§ **WHAT THIS TASK INVOLVES**: Extract all lines that hold the string "单洞双线".

(Dataset entries)
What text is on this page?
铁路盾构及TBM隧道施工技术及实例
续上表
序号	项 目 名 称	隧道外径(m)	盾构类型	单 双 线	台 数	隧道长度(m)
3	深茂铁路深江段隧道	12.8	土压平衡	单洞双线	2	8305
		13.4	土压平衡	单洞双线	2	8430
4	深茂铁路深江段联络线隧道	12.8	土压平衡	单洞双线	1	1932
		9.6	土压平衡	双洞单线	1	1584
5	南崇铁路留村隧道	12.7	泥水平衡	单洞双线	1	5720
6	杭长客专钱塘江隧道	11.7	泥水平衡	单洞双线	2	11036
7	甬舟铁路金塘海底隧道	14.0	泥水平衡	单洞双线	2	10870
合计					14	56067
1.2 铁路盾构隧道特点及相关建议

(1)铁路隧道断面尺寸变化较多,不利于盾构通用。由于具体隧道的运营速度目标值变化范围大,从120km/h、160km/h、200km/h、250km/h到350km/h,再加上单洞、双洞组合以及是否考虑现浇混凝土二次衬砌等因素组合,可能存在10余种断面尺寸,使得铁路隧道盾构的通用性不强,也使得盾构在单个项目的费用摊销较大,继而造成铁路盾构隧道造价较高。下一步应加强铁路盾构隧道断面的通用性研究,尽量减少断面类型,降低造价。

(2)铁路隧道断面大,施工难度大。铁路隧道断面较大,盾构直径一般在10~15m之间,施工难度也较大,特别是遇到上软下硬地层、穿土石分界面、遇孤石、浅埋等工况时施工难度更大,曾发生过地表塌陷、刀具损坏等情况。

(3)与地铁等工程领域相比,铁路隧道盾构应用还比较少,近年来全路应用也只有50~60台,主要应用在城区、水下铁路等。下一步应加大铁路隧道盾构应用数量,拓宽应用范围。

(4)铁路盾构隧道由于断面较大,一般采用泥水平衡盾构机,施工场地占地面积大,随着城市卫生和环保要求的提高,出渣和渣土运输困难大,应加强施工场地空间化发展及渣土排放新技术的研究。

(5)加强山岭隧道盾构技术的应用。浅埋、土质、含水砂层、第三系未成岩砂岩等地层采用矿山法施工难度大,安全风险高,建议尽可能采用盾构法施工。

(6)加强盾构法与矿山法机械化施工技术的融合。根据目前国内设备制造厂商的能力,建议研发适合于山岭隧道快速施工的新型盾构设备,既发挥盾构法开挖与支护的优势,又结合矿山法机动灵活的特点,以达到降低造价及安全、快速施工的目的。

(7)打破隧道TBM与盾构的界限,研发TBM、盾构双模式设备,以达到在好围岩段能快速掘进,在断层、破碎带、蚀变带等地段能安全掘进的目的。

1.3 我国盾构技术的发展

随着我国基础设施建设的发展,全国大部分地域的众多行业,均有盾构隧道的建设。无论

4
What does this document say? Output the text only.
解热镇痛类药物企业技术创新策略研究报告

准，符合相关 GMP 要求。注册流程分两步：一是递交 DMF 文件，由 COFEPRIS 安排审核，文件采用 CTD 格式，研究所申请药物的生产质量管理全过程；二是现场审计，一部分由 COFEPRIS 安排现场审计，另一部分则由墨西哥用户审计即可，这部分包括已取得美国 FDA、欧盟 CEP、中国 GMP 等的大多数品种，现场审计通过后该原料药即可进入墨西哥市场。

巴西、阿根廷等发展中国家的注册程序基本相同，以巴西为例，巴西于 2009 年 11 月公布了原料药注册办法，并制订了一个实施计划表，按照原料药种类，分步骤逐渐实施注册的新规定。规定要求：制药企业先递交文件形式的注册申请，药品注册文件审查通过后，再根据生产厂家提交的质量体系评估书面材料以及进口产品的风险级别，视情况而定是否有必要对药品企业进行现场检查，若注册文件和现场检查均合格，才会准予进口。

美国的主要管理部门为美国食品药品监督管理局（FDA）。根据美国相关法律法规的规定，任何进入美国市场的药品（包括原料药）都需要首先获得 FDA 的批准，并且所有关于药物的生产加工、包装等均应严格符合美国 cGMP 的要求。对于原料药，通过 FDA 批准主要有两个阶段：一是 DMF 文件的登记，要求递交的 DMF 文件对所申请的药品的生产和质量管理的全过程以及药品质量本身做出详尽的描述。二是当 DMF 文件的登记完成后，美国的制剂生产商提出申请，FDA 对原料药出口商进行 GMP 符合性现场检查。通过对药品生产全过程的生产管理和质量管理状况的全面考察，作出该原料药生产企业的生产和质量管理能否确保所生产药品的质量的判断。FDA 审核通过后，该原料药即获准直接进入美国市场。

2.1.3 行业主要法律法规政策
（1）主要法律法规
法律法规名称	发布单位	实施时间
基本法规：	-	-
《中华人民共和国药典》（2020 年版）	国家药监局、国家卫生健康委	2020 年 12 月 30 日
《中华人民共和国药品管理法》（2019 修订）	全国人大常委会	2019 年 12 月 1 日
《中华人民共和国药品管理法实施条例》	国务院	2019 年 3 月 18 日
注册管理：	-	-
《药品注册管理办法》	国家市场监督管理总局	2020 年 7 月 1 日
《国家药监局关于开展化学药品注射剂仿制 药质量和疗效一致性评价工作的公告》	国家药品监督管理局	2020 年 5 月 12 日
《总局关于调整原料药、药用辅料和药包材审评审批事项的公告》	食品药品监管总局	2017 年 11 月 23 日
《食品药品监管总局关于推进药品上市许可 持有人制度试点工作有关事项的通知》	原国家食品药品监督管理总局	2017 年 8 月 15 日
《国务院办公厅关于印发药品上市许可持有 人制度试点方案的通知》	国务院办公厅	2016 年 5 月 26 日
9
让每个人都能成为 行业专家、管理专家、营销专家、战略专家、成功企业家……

§ **IN RESPONSE**:
3	深茂铁路深江段隧道	12.8	土压平衡	单洞双线	2	8305
		13.4	土压平衡	单洞双线	2	8430
4	深茂铁路深江段联络线隧道	12.8	土压平衡	单洞双线	1	1932
5	南崇铁路留村隧道	12.7	泥水平衡	单洞双线	1	5720
6	杭长客专钱塘江隧道	11.7	泥水平衡	单洞双线	2	11036
7	甬舟铁路金塘海底隧道	14.0	泥水平衡	单洞双线	2	10870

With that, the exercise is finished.